The chart wants to know what your arrow length is at 1" beyond the plunger (it says forward-most point of the rest) at full draw. Is that where 29" falls? If not, the results may be off.

Also, I'm going to guess that you are in a tuning death spiral regarding the 1716's. With 125gr pts those should be horribly weak at 29" per TAP, even at 28# holding. Its been discussed before, false reading from arrows that are too weak.


----------



## Warbow

Dave T said:


> I came back to archery after a 25 year lay-off and was what today is referred to as a "trad" shooter. The Easton charts were way too stiff. When I started taking my barebow recurve shooting more seriously I sometimes could find an arrow on the chart but it wasn't a sure thing. As I learned more about form, back tension and release the charts seemed to get better. Last year I really started paying attention to alignment, in addition to the other elements of shot execution. The Easton charts seem to be a box weak now.
> 
> Do you suppose there's a little "cause and effect" in my tale?
> 
> Dave


It is certainly interesting, and it aligns with John's claims. Of course, I'll still have to get arrows that work for **my** technique, regardless of how fabulous it is or isn't. But the plural of anecdotes isn't data. So while I believe your tale, I don't know quite what to do with it at the moment.


----------



## Warbow

Seattlepop said:


> Its been discussed before, false reading from arrows that are too weak.


I haven't heard of this before, what is it? I did try 70 and 100 grain points, and they spined way too stiff. Keep in mind that these are Platinum Pluss indoor arrows with unibushings and 4 inch feathers...I don't have a PC right now (or an Intel Mac), so none of the archery programs are an option.

**Brief 1:** In the archery forum excerpt, rewrite the paragraph that begins "Also, I'm going to guess" as a short bulleted list that keeps its main facts.
The text and the records are unrelated to each other.

**Stored records:**
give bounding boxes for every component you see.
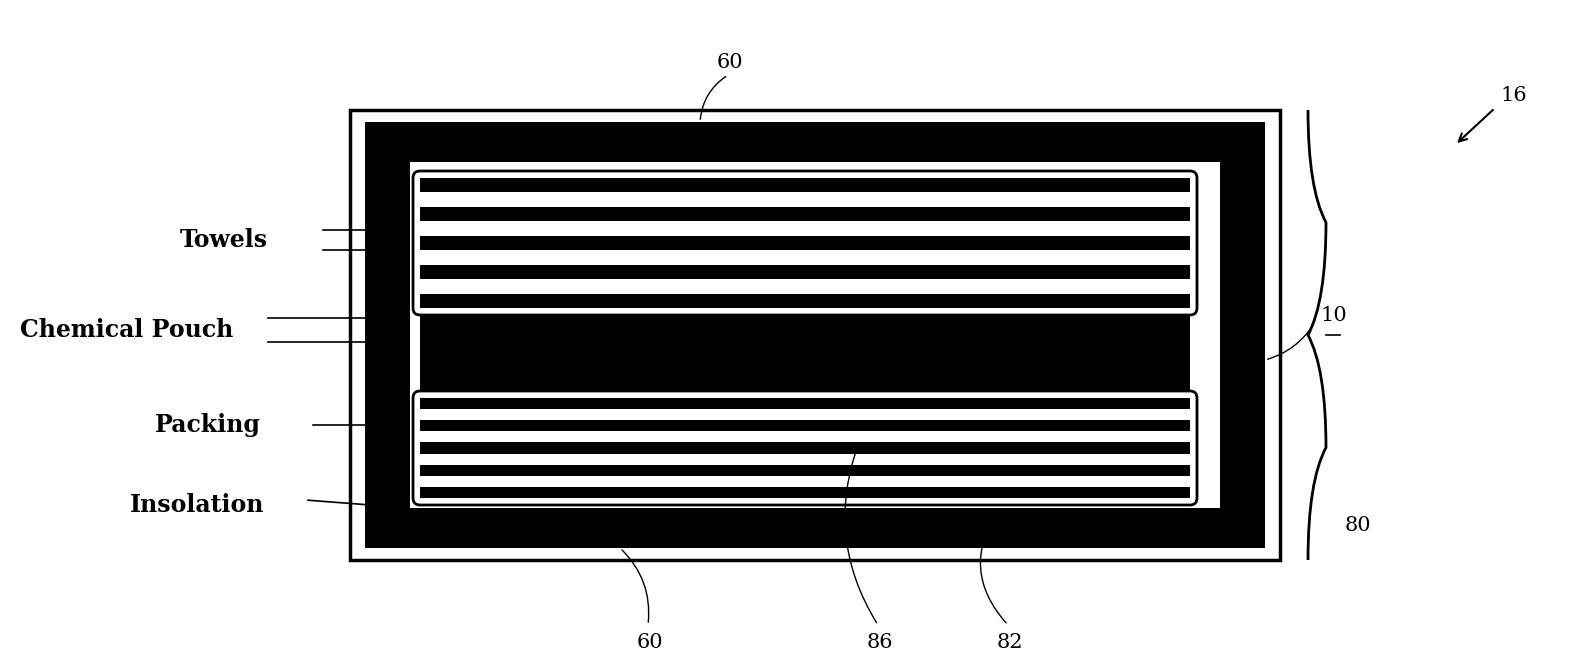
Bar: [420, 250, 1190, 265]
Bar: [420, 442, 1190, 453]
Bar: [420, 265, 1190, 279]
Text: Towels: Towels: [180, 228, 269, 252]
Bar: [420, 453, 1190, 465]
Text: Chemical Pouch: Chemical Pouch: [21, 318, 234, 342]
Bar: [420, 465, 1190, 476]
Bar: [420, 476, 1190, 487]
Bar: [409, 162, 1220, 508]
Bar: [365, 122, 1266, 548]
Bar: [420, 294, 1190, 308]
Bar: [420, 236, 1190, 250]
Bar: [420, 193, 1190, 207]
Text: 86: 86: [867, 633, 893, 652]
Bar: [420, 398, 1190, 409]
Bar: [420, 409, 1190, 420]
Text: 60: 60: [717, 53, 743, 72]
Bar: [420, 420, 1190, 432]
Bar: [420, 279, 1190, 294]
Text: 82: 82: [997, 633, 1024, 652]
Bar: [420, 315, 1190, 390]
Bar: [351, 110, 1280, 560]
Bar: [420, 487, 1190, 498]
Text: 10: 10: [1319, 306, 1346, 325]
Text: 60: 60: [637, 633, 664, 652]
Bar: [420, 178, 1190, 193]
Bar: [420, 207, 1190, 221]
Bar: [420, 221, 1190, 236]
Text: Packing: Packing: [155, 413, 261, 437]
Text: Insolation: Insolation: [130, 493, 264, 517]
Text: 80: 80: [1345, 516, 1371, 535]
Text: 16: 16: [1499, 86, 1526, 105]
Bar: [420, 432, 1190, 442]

**Brief 2:** Update the records, starting with the line with "Bar: [420, 250, 1190, 265]" and going on through the end of the records. Replace "Packing" with "Wrapping", keep everything else unchanged, and give only those lines.

**Finished answer 1:**
- The 1716 arrows have probably put the shooter in a tuning death spiral.
- According to TAP, with 125-grain points they should be very weak at 29", even at a 28-pound holding weight.
- Arrows that are too weak giving a false reading has been discussed before.

**Finished answer 2:**
Bar: [420, 250, 1190, 265]
Bar: [420, 442, 1190, 453]
Bar: [420, 265, 1190, 279]
Text: Towels: Towels: [180, 228, 269, 252]
Bar: [420, 453, 1190, 465]
Text: Chemical Pouch: Chemical Pouch: [21, 318, 234, 342]
Bar: [420, 465, 1190, 476]
Bar: [420, 476, 1190, 487]
Bar: [409, 162, 1220, 508]
Bar: [365, 122, 1266, 548]
Bar: [420, 294, 1190, 308]
Bar: [420, 236, 1190, 250]
Bar: [420, 193, 1190, 207]
Text: 86: 86: [867, 633, 893, 652]
Bar: [420, 398, 1190, 409]
Bar: [420, 409, 1190, 420]
Text: 60: 60: [717, 53, 743, 72]
Bar: [420, 420, 1190, 432]
Bar: [420, 279, 1190, 294]
Text: 82: 82: [997, 633, 1024, 652]
Bar: [420, 315, 1190, 390]
Bar: [351, 110, 1280, 560]
Bar: [420, 487, 1190, 498]
Text: 10: 10: [1319, 306, 1346, 325]
Text: 60: 60: [637, 633, 664, 652]
Bar: [420, 178, 1190, 193]
Bar: [420, 207, 1190, 221]
Bar: [420, 221, 1190, 236]
Text: Wrapping: Wrapping: [155, 413, 261, 437]
Text: Insolation: Insolation: [130, 493, 264, 517]
Text: 80: 80: [1345, 516, 1371, 535]
Text: 16: 16: [1499, 86, 1526, 105]
Bar: [420, 432, 1190, 442]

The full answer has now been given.